→ **PROBLEM TO SOLVE**: Quote all of the data that follows exactly as written, skipping the images.

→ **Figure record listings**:

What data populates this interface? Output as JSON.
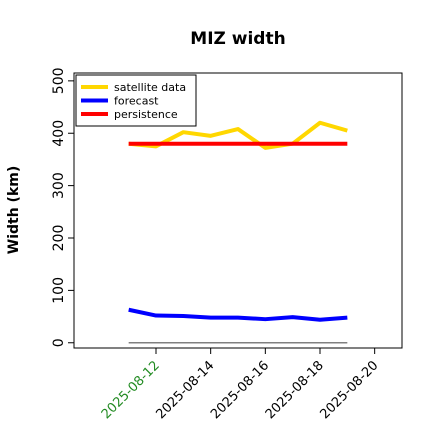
{
  "chart_data": {
    "type": "line",
    "title": "MIZ width",
    "xlabel": "",
    "ylabel": "Width (km)",
    "x": [
      "2025-08-11",
      "2025-08-12",
      "2025-08-13",
      "2025-08-14",
      "2025-08-15",
      "2025-08-16",
      "2025-08-17",
      "2025-08-18",
      "2025-08-19"
    ],
    "xticks": [
      "2025-08-12",
      "2025-08-14",
      "2025-08-16",
      "2025-08-18",
      "2025-08-20"
    ],
    "highlight_tick": "2025-08-12",
    "highlight_color": "#228B22",
    "xlim": [
      "2025-08-09",
      "2025-08-21"
    ],
    "yticks": [
      0,
      100,
      200,
      300,
      400,
      500
    ],
    "ylim": [
      -10,
      515
    ],
    "grid": false,
    "legend_position": "top-left",
    "series": [
      {
        "name": "satellite data",
        "color": "#FFD700",
        "values": [
          380,
          375,
          402,
          395,
          408,
          372,
          380,
          420,
          405
        ]
      },
      {
        "name": "forecast",
        "color": "#0000FF",
        "values": [
          63,
          52,
          51,
          48,
          48,
          45,
          49,
          44,
          48
        ]
      },
      {
        "name": "persistence",
        "color": "#FF0000",
        "values": [
          380,
          380,
          380,
          380,
          380,
          380,
          380,
          380,
          380
        ]
      }
    ],
    "reference_line": {
      "y": 0,
      "color": "#808080"
    }
  }
}
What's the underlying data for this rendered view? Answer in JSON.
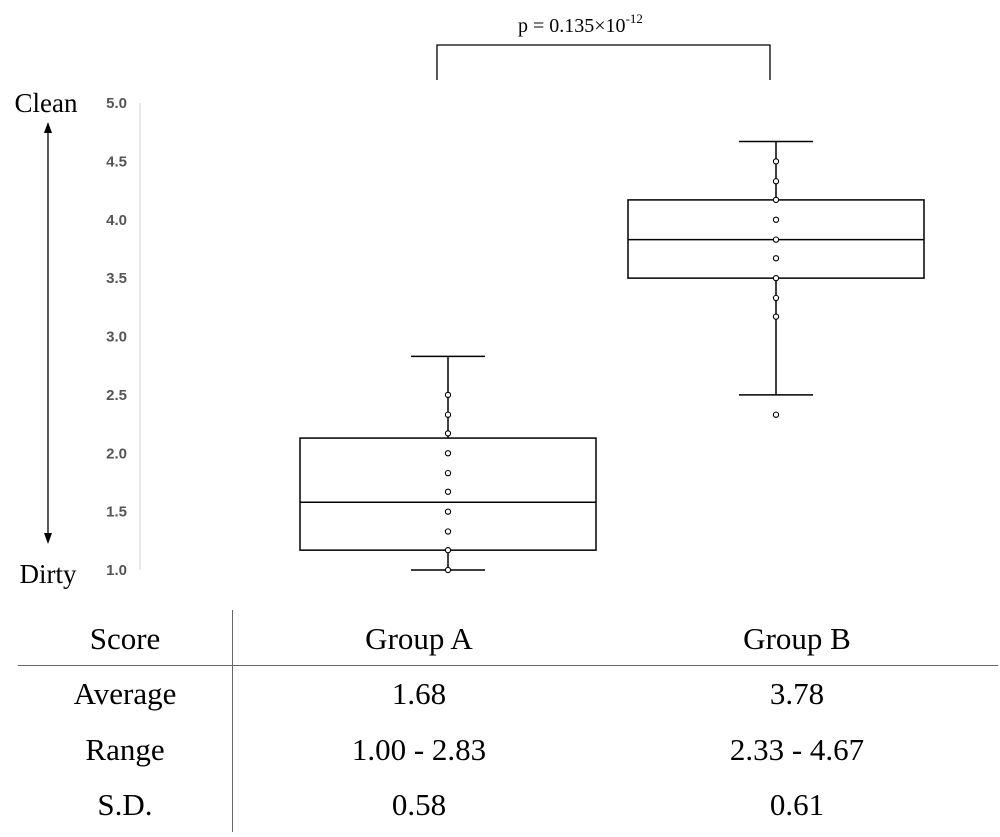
{
  "chart_data": {
    "type": "box",
    "ylim": [
      1.0,
      5.0
    ],
    "y_ticks": [
      "1.0",
      "1.5",
      "2.0",
      "2.5",
      "3.0",
      "3.5",
      "4.0",
      "4.5",
      "5.0"
    ],
    "y_top_label": "Clean",
    "y_bottom_label": "Dirty",
    "significance": {
      "base": "p = 0.135×10",
      "exponent": "-12"
    },
    "groups": [
      {
        "name": "Group A",
        "whisker_low": 1.0,
        "q1": 1.17,
        "median": 1.58,
        "q3": 2.13,
        "whisker_high": 2.83,
        "outliers": [],
        "points": [
          1.0,
          1.17,
          1.33,
          1.5,
          1.67,
          1.83,
          2.0,
          2.17,
          2.33,
          2.5
        ]
      },
      {
        "name": "Group B",
        "whisker_low": 2.5,
        "q1": 3.5,
        "median": 3.83,
        "q3": 4.17,
        "whisker_high": 4.67,
        "outliers": [
          2.33
        ],
        "points": [
          3.17,
          3.33,
          3.5,
          3.67,
          3.83,
          4.0,
          4.17,
          4.33,
          4.5
        ]
      }
    ]
  },
  "table": {
    "header": {
      "label": "Score",
      "col_a": "Group A",
      "col_b": "Group B"
    },
    "rows": [
      {
        "label": "Average",
        "a": "1.68",
        "b": "3.78"
      },
      {
        "label": "Range",
        "a": "1.00 - 2.83",
        "b": "2.33 - 4.67"
      },
      {
        "label": "S.D.",
        "a": "0.58",
        "b": "0.61"
      }
    ]
  }
}
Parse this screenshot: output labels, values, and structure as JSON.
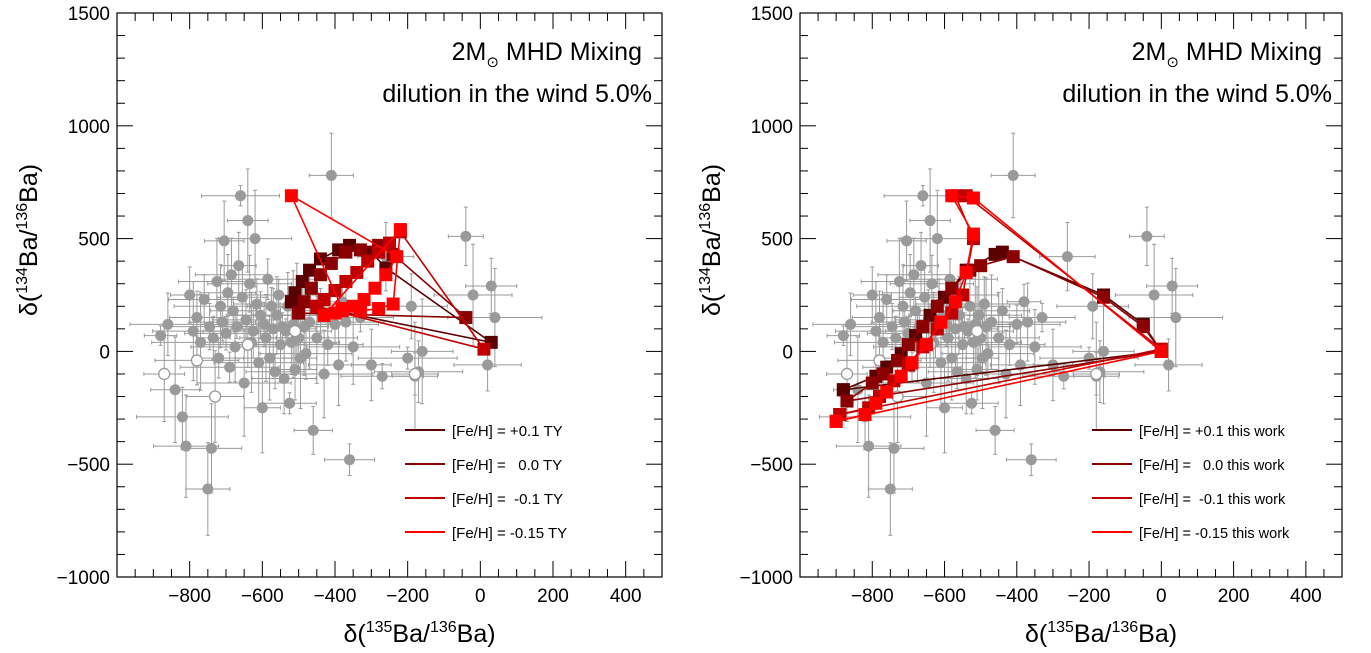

→ **FINAL RESULT**:
What data populates this interface? Output as JSON.
{
  "chart_data": {
    "type": "line",
    "title": "MIZ width",
    "xlabel": "",
    "ylabel": "Width (km)",
    "x": [
      "2025-08-11",
      "2025-08-12",
      "2025-08-13",
      "2025-08-14",
      "2025-08-15",
      "2025-08-16",
      "2025-08-17",
      "2025-08-18",
      "2025-08-19"
    ],
    "xticks": [
      "2025-08-12",
      "2025-08-14",
      "2025-08-16",
      "2025-08-18",
      "2025-08-20"
    ],
    "highlight_tick": "2025-08-12",
    "highlight_color": "#228B22",
    "xlim": [
      "2025-08-09",
      "2025-08-21"
    ],
    "yticks": [
      0,
      100,
      200,
      300,
      400,
      500
    ],
    "ylim": [
      -10,
      515
    ],
    "grid": false,
    "legend_position": "top-left",
    "series": [
      {
        "name": "satellite data",
        "color": "#FFD700",
        "values": [
          380,
          375,
          402,
          395,
          408,
          372,
          380,
          420,
          405
        ]
      },
      {
        "name": "forecast",
        "color": "#0000FF",
        "values": [
          63,
          52,
          51,
          48,
          48,
          45,
          49,
          44,
          48
        ]
      },
      {
        "name": "persistence",
        "color": "#FF0000",
        "values": [
          380,
          380,
          380,
          380,
          380,
          380,
          380,
          380,
          380
        ]
      }
    ],
    "reference_line": {
      "y": 0,
      "color": "#808080"
    }
  }
}
What's the underlying data for this rendered view? Answer in JSON.
{
  "chart_data": {
    "type": "box",
    "ylim": [
      1.0,
      5.0
    ],
    "y_ticks": [
      "1.0",
      "1.5",
      "2.0",
      "2.5",
      "3.0",
      "3.5",
      "4.0",
      "4.5",
      "5.0"
    ],
    "y_top_label": "Clean",
    "y_bottom_label": "Dirty",
    "significance": {
      "base": "p = 0.135×10",
      "exponent": "-12"
    },
    "groups": [
      {
        "name": "Group A",
        "whisker_low": 1.0,
        "q1": 1.17,
        "median": 1.58,
        "q3": 2.13,
        "whisker_high": 2.83,
        "outliers": [],
        "points": [
          1.0,
          1.17,
          1.33,
          1.5,
          1.67,
          1.83,
          2.0,
          2.17,
          2.33,
          2.5
        ]
      },
      {
        "name": "Group B",
        "whisker_low": 2.5,
        "q1": 3.5,
        "median": 3.83,
        "q3": 4.17,
        "whisker_high": 4.67,
        "outliers": [
          2.33
        ],
        "points": [
          3.17,
          3.33,
          3.5,
          3.67,
          3.83,
          4.0,
          4.17,
          4.33,
          4.5
        ]
      }
    ]
  },
  "table": {
    "header": {
      "label": "Score",
      "col_a": "Group A",
      "col_b": "Group B"
    },
    "rows": [
      {
        "label": "Average",
        "a": "1.68",
        "b": "3.78"
      },
      {
        "label": "Range",
        "a": "1.00 - 2.83",
        "b": "2.33 - 4.67"
      },
      {
        "label": "S.D.",
        "a": "0.58",
        "b": "0.61"
      }
    ]
  }
}
Parse this screenshot: output labels, values, and structure as JSON.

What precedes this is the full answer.